_DATASET ROWS_
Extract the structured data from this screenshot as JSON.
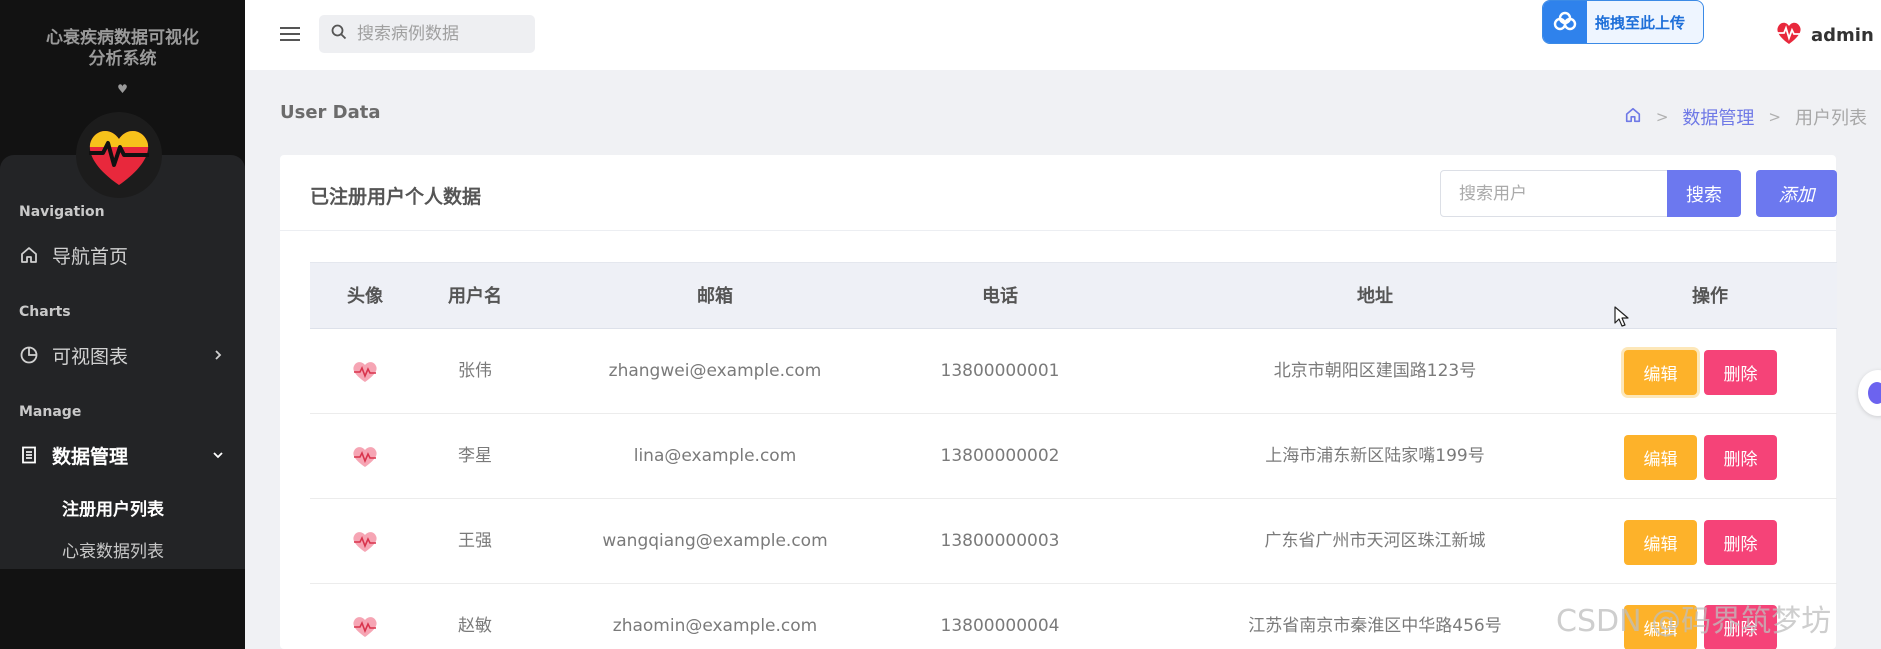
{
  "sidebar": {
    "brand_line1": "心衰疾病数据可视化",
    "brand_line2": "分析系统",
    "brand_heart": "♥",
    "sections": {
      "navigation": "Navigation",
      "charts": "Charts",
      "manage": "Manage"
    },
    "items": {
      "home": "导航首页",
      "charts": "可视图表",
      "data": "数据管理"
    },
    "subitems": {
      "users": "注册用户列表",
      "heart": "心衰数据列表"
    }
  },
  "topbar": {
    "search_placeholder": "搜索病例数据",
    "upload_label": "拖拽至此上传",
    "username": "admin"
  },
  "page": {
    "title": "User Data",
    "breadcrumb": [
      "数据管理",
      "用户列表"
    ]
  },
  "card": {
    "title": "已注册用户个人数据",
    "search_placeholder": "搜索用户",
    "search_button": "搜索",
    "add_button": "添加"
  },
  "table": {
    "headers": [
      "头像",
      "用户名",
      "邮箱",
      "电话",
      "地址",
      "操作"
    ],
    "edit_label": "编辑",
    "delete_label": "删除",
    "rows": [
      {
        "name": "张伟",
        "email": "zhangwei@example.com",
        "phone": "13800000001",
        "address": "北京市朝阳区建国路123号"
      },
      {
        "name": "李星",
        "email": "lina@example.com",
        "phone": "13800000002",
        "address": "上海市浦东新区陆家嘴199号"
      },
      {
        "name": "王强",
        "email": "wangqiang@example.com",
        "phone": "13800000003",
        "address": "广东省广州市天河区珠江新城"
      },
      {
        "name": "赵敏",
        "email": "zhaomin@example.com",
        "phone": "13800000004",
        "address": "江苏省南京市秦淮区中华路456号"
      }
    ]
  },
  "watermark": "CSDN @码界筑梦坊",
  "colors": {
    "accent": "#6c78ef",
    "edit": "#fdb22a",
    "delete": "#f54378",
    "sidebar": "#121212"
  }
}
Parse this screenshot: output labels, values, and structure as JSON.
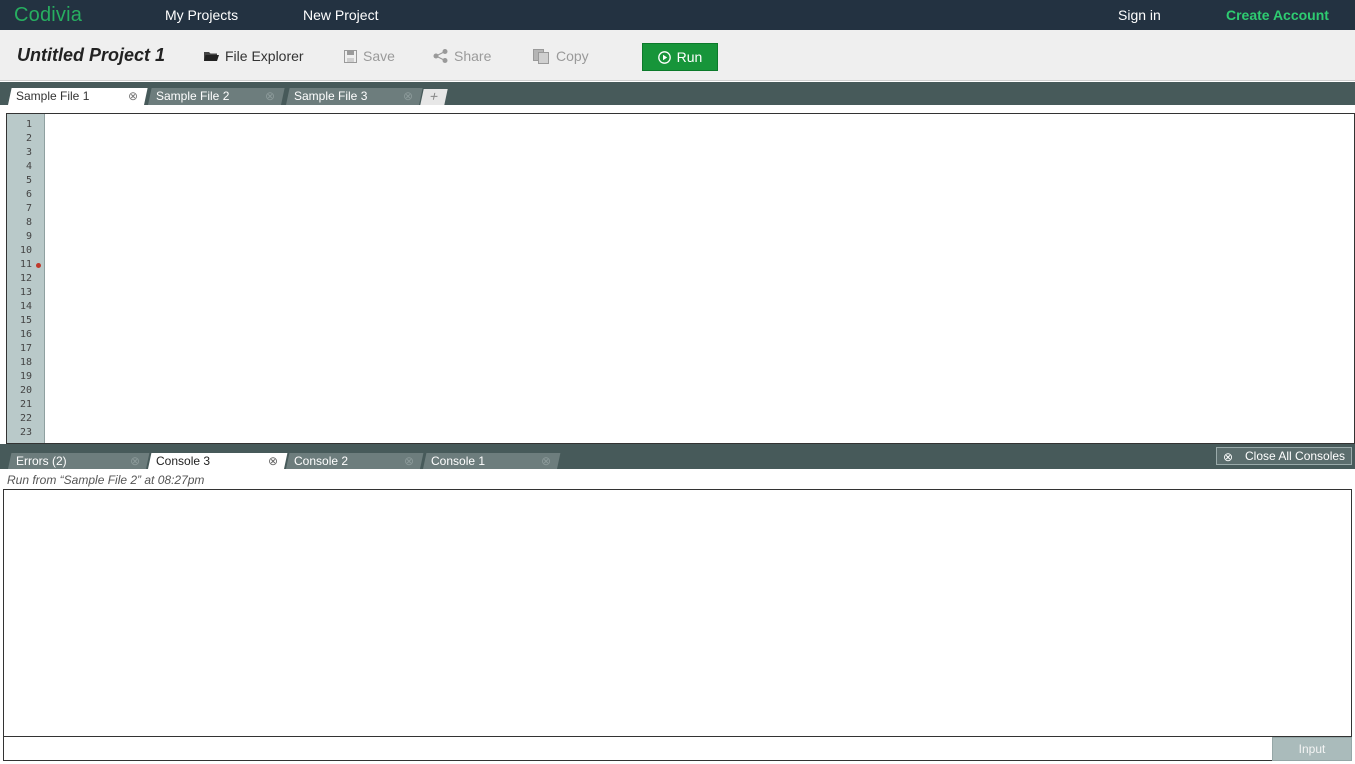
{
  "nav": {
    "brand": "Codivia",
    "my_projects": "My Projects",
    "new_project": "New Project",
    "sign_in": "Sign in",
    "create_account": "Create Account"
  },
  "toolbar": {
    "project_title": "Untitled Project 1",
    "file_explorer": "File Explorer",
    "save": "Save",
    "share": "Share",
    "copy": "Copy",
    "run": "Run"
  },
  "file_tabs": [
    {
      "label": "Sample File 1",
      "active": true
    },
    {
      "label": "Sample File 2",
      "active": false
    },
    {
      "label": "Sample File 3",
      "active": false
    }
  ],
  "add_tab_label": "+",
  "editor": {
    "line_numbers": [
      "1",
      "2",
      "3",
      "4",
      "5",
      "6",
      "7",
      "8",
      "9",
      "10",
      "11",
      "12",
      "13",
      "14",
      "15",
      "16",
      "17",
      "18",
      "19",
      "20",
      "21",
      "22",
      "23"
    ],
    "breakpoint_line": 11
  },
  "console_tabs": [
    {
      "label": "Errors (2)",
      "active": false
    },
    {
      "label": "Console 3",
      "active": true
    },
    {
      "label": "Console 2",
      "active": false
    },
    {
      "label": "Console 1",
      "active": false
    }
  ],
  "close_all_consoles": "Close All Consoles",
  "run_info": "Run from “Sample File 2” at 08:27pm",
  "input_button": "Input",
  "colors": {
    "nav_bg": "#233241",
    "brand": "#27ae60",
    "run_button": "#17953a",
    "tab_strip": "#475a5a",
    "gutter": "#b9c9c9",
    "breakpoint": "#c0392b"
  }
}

_WHAT YOU HAVE TO DO_
Print out the material word for word, omitting the pictures.

_FULL OUTPUT_
Extract the structured data from this screenshot as JSON.
{
  "sidebar": {
    "brand_line1": "心衰疾病数据可视化",
    "brand_line2": "分析系统",
    "brand_heart": "♥",
    "sections": {
      "navigation": "Navigation",
      "charts": "Charts",
      "manage": "Manage"
    },
    "items": {
      "home": "导航首页",
      "charts": "可视图表",
      "data": "数据管理"
    },
    "subitems": {
      "users": "注册用户列表",
      "heart": "心衰数据列表"
    }
  },
  "topbar": {
    "search_placeholder": "搜索病例数据",
    "upload_label": "拖拽至此上传",
    "username": "admin"
  },
  "page": {
    "title": "User Data",
    "breadcrumb": [
      "数据管理",
      "用户列表"
    ]
  },
  "card": {
    "title": "已注册用户个人数据",
    "search_placeholder": "搜索用户",
    "search_button": "搜索",
    "add_button": "添加"
  },
  "table": {
    "headers": [
      "头像",
      "用户名",
      "邮箱",
      "电话",
      "地址",
      "操作"
    ],
    "edit_label": "编辑",
    "delete_label": "删除",
    "rows": [
      {
        "name": "张伟",
        "email": "zhangwei@example.com",
        "phone": "13800000001",
        "address": "北京市朝阳区建国路123号"
      },
      {
        "name": "李星",
        "email": "lina@example.com",
        "phone": "13800000002",
        "address": "上海市浦东新区陆家嘴199号"
      },
      {
        "name": "王强",
        "email": "wangqiang@example.com",
        "phone": "13800000003",
        "address": "广东省广州市天河区珠江新城"
      },
      {
        "name": "赵敏",
        "email": "zhaomin@example.com",
        "phone": "13800000004",
        "address": "江苏省南京市秦淮区中华路456号"
      }
    ]
  },
  "watermark": "CSDN @码界筑梦坊",
  "colors": {
    "accent": "#6c78ef",
    "edit": "#fdb22a",
    "delete": "#f54378",
    "sidebar": "#121212"
  }
}
Parse this screenshot: output labels, values, and structure as JSON.
{
  "nav": {
    "brand": "Codivia",
    "my_projects": "My Projects",
    "new_project": "New Project",
    "sign_in": "Sign in",
    "create_account": "Create Account"
  },
  "toolbar": {
    "project_title": "Untitled Project 1",
    "file_explorer": "File Explorer",
    "save": "Save",
    "share": "Share",
    "copy": "Copy",
    "run": "Run"
  },
  "file_tabs": [
    {
      "label": "Sample File 1",
      "active": true
    },
    {
      "label": "Sample File 2",
      "active": false
    },
    {
      "label": "Sample File 3",
      "active": false
    }
  ],
  "add_tab_label": "+",
  "editor": {
    "line_numbers": [
      "1",
      "2",
      "3",
      "4",
      "5",
      "6",
      "7",
      "8",
      "9",
      "10",
      "11",
      "12",
      "13",
      "14",
      "15",
      "16",
      "17",
      "18",
      "19",
      "20",
      "21",
      "22",
      "23"
    ],
    "breakpoint_line": 11
  },
  "console_tabs": [
    {
      "label": "Errors (2)",
      "active": false
    },
    {
      "label": "Console 3",
      "active": true
    },
    {
      "label": "Console 2",
      "active": false
    },
    {
      "label": "Console 1",
      "active": false
    }
  ],
  "close_all_consoles": "Close All Consoles",
  "run_info": "Run from “Sample File 2” at 08:27pm",
  "input_button": "Input",
  "colors": {
    "nav_bg": "#233241",
    "brand": "#27ae60",
    "run_button": "#17953a",
    "tab_strip": "#475a5a",
    "gutter": "#b9c9c9",
    "breakpoint": "#c0392b"
  }
}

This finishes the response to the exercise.